> **Work required**: Find every line in the records below that holds the word "tarqalgan", and copy it out.

◆ ◆ ◆ ◆ ◆ ◆ ◆

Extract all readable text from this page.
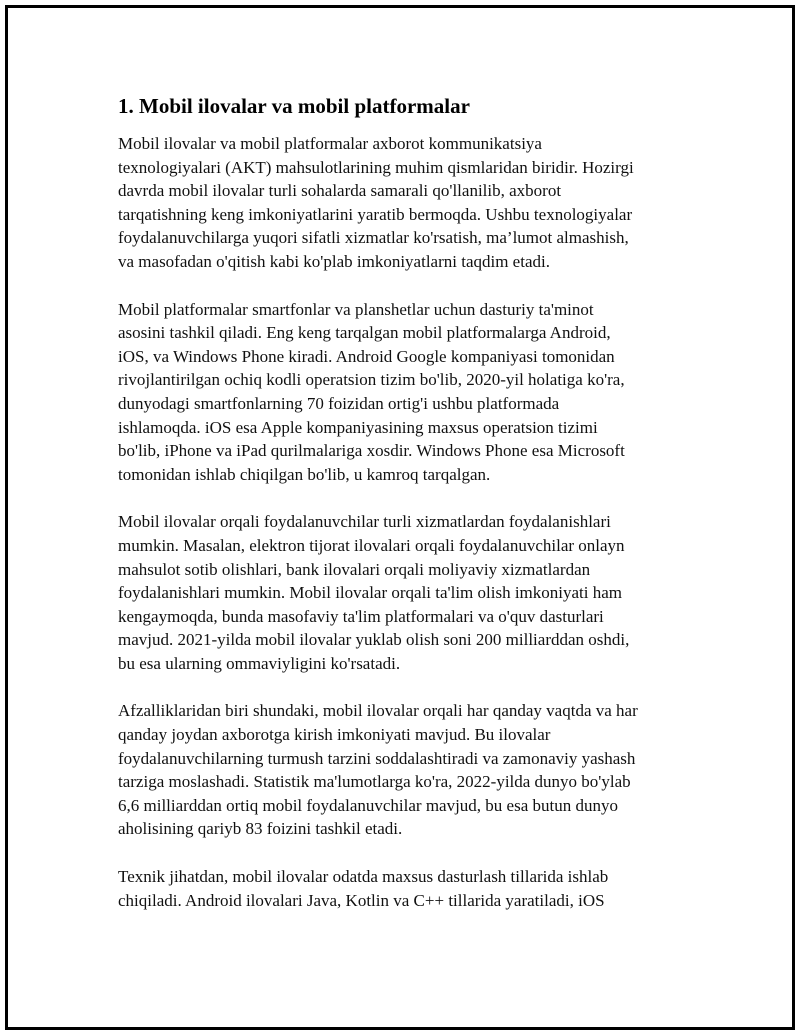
1. Mobil ilovalar va mobil platformalar

Mobil ilovalar va mobil platformalar axborot kommunikatsiya
texnologiyalari (AKT) mahsulotlarining muhim qismlaridan biridir. Hozirgi
davrda mobil ilovalar turli sohalarda samarali qo'llanilib, axborot
tarqatishning keng imkoniyatlarini yaratib bermoqda. Ushbu texnologiyalar
foydalanuvchilarga yuqori sifatli xizmatlar ko'rsatish, ma’lumot almashish,
va masofadan o'qitish kabi ko'plab imkoniyatlarni taqdim etadi.

Mobil platformalar smartfonlar va planshetlar uchun dasturiy ta'minot
asosini tashkil qiladi. Eng keng tarqalgan mobil platformalarga Android,
iOS, va Windows Phone kiradi. Android Google kompaniyasi tomonidan
rivojlantirilgan ochiq kodli operatsion tizim bo'lib, 2020-yil holatiga ko'ra,
dunyodagi smartfonlarning 70 foizidan ortig'i ushbu platformada
ishlamoqda. iOS esa Apple kompaniyasining maxsus operatsion tizimi
bo'lib, iPhone va iPad qurilmalariga xosdir. Windows Phone esa Microsoft
tomonidan ishlab chiqilgan bo'lib, u kamroq tarqalgan.

Mobil ilovalar orqali foydalanuvchilar turli xizmatlardan foydalanishlari
mumkin. Masalan, elektron tijorat ilovalari orqali foydalanuvchilar onlayn
mahsulot sotib olishlari, bank ilovalari orqali moliyaviy xizmatlardan
foydalanishlari mumkin. Mobil ilovalar orqali ta'lim olish imkoniyati ham
kengaymoqda, bunda masofaviy ta'lim platformalari va o'quv dasturlari
mavjud. 2021-yilda mobil ilovalar yuklab olish soni 200 milliarddan oshdi,
bu esa ularning ommaviyligini ko'rsatadi.

Afzalliklaridan biri shundaki, mobil ilovalar orqali har qanday vaqtda va har
qanday joydan axborotga kirish imkoniyati mavjud. Bu ilovalar
foydalanuvchilarning turmush tarzini soddalashtiradi va zamonaviy yashash
tarziga moslashadi. Statistik ma'lumotlarga ko'ra, 2022-yilda dunyo bo'ylab
6,6 milliarddan ortiq mobil foydalanuvchilar mavjud, bu esa butun dunyo
aholisining qariyb 83 foizini tashkil etadi.

Texnik jihatdan, mobil ilovalar odatda maxsus dasturlash tillarida ishlab
chiqiladi. Android ilovalari Java, Kotlin va C++ tillarida yaratiladi, iOS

◆ ◆ ◆ ◆ ◆ ◆ ◆

> **Solution**:
asosini tashkil qiladi. Eng keng tarqalgan mobil platformalarga Android,
tomonidan ishlab chiqilgan bo'lib, u kamroq tarqalgan.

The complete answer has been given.